--- start ---

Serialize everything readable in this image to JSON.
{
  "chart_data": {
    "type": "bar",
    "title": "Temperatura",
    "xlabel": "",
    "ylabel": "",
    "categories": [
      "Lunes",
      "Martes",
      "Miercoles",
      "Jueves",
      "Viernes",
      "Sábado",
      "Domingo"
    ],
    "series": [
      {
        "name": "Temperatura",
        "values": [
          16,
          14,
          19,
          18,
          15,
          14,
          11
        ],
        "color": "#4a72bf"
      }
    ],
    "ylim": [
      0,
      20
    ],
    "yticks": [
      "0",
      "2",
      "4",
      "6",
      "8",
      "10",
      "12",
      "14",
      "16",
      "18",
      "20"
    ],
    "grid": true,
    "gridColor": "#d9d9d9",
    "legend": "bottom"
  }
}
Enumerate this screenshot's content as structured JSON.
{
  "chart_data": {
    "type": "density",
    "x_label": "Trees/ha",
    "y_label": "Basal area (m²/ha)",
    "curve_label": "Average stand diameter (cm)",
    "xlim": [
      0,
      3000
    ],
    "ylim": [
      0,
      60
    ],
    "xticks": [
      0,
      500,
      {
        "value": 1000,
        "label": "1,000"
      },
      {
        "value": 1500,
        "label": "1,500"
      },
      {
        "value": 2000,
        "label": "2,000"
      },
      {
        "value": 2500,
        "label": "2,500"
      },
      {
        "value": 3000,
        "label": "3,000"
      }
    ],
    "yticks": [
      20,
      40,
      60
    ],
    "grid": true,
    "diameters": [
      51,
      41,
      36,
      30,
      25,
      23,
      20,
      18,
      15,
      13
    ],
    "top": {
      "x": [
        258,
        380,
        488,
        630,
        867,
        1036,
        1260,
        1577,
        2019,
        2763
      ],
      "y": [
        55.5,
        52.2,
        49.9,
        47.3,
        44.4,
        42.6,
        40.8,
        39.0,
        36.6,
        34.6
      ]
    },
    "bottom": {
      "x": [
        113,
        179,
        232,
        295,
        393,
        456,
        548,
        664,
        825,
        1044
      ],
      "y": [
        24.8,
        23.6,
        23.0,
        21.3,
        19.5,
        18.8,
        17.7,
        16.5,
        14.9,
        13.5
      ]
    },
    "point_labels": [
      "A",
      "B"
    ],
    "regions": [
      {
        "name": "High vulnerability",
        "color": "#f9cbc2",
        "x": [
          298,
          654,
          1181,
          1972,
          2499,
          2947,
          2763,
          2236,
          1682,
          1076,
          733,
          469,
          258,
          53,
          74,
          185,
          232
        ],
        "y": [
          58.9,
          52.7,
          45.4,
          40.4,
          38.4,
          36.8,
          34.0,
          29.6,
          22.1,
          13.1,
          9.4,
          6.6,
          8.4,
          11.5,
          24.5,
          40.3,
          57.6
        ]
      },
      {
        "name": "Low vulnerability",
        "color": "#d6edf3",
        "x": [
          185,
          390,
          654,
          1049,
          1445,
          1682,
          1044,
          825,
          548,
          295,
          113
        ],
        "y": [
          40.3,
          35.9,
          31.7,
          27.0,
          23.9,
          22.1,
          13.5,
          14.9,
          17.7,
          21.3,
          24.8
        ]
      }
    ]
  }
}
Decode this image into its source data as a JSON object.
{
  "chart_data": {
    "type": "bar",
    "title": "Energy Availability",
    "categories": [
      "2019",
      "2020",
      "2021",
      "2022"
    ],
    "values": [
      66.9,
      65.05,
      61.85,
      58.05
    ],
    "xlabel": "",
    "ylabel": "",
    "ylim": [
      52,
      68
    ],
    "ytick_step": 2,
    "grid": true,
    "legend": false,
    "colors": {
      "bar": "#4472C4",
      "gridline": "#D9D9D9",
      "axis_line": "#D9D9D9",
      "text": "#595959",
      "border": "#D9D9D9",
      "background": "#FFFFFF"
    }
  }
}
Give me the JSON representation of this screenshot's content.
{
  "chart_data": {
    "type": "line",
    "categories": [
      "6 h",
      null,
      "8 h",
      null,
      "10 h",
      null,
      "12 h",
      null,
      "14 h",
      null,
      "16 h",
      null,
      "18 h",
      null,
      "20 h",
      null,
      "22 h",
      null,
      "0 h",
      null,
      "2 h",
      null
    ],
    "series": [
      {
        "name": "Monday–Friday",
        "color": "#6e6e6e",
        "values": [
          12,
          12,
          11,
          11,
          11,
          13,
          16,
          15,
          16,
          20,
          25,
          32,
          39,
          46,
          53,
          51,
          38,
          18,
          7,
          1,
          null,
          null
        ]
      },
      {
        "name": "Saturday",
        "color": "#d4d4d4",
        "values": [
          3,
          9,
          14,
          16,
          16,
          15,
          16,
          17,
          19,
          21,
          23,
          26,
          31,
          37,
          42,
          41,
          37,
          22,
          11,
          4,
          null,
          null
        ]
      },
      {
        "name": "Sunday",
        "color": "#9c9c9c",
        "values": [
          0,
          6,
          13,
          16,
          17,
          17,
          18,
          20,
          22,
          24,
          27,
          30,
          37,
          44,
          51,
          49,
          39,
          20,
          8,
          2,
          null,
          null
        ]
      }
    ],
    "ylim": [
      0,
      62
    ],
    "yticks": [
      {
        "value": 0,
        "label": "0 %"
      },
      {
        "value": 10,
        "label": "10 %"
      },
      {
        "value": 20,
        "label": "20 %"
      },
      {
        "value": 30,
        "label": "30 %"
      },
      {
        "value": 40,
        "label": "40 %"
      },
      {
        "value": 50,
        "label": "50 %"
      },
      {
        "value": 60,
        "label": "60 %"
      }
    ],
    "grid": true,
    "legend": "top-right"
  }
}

--- end ---

# Task statement
Go through the listing above and return every line where the word "JSON" occurs.

# Reply
Serialize everything readable in this image to JSON.
Enumerate this screenshot's content as structured JSON.
Decode this image into its source data as a JSON object.
Give me the JSON representation of this screenshot's content.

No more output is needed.